### [EXERCISE AIM]
Give the number of lines that contain the string "Contatos", and nothing else.

▬▬▬▬▬▬

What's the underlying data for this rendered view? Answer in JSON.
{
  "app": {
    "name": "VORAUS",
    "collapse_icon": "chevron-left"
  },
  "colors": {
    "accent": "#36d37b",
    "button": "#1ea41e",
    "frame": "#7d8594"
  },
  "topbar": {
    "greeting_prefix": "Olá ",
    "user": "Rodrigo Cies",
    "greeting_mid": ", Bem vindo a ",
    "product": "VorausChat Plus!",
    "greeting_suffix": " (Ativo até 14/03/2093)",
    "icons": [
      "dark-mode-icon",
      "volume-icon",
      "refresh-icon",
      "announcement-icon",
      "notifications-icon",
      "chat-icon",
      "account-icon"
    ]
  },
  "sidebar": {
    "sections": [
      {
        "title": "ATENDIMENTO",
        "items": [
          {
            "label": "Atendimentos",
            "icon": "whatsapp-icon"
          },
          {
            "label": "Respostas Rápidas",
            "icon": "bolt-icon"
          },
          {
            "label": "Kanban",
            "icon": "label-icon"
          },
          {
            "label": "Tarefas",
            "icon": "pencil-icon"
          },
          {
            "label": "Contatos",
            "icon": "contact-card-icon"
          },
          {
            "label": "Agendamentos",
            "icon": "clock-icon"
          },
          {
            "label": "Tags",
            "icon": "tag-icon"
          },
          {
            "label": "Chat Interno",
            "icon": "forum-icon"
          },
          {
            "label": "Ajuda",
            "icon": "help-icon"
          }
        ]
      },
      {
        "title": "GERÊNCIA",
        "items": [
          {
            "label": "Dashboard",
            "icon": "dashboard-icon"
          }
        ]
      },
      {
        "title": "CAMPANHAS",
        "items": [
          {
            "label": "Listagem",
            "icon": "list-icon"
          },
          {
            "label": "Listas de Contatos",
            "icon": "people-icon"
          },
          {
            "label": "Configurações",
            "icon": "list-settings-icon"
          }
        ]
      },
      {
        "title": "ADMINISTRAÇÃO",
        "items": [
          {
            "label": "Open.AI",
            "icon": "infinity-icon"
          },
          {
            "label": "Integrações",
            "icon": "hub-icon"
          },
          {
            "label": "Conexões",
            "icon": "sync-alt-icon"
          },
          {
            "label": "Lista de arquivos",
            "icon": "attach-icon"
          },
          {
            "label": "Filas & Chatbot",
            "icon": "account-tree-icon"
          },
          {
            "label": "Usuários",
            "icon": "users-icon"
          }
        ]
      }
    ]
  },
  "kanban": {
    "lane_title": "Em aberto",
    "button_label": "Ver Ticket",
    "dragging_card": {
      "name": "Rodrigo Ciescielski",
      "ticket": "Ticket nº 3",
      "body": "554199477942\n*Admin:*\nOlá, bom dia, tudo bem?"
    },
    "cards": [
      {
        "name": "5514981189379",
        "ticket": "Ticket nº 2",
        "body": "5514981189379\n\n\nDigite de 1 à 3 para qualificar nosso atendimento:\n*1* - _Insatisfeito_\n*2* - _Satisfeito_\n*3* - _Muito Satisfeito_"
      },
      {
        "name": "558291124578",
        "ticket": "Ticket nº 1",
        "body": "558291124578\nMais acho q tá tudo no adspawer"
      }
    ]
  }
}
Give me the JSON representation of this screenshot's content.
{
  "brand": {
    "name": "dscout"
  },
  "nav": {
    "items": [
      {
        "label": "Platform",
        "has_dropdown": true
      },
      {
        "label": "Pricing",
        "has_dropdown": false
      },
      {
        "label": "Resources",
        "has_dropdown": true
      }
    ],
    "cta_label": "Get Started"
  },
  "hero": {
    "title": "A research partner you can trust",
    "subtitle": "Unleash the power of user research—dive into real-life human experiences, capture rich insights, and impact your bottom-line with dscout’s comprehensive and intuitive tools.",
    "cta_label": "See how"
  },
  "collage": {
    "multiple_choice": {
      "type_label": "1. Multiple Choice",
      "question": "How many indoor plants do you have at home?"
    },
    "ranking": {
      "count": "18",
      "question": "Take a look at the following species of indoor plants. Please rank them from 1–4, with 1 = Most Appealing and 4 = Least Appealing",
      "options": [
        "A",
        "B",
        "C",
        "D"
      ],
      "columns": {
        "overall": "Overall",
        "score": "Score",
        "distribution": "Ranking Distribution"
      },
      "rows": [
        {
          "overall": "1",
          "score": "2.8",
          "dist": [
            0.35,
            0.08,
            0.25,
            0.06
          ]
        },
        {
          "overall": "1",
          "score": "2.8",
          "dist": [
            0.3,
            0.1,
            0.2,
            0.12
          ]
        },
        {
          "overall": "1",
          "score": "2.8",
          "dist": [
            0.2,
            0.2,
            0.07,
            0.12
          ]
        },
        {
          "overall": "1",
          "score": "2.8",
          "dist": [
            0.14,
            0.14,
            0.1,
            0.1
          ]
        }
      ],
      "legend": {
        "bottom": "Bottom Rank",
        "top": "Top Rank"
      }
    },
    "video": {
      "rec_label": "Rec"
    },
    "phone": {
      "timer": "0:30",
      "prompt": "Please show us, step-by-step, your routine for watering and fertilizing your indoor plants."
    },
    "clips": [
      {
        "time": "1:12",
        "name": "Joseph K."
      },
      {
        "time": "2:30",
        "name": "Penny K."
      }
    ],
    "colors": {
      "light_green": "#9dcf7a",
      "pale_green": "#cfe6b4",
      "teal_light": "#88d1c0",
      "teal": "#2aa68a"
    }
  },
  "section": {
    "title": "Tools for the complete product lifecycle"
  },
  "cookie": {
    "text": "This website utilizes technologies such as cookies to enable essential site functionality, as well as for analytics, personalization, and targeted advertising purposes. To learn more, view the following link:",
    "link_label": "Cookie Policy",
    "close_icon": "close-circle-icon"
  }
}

▬▬▬▬▬▬

### [FINAL RESULT]
2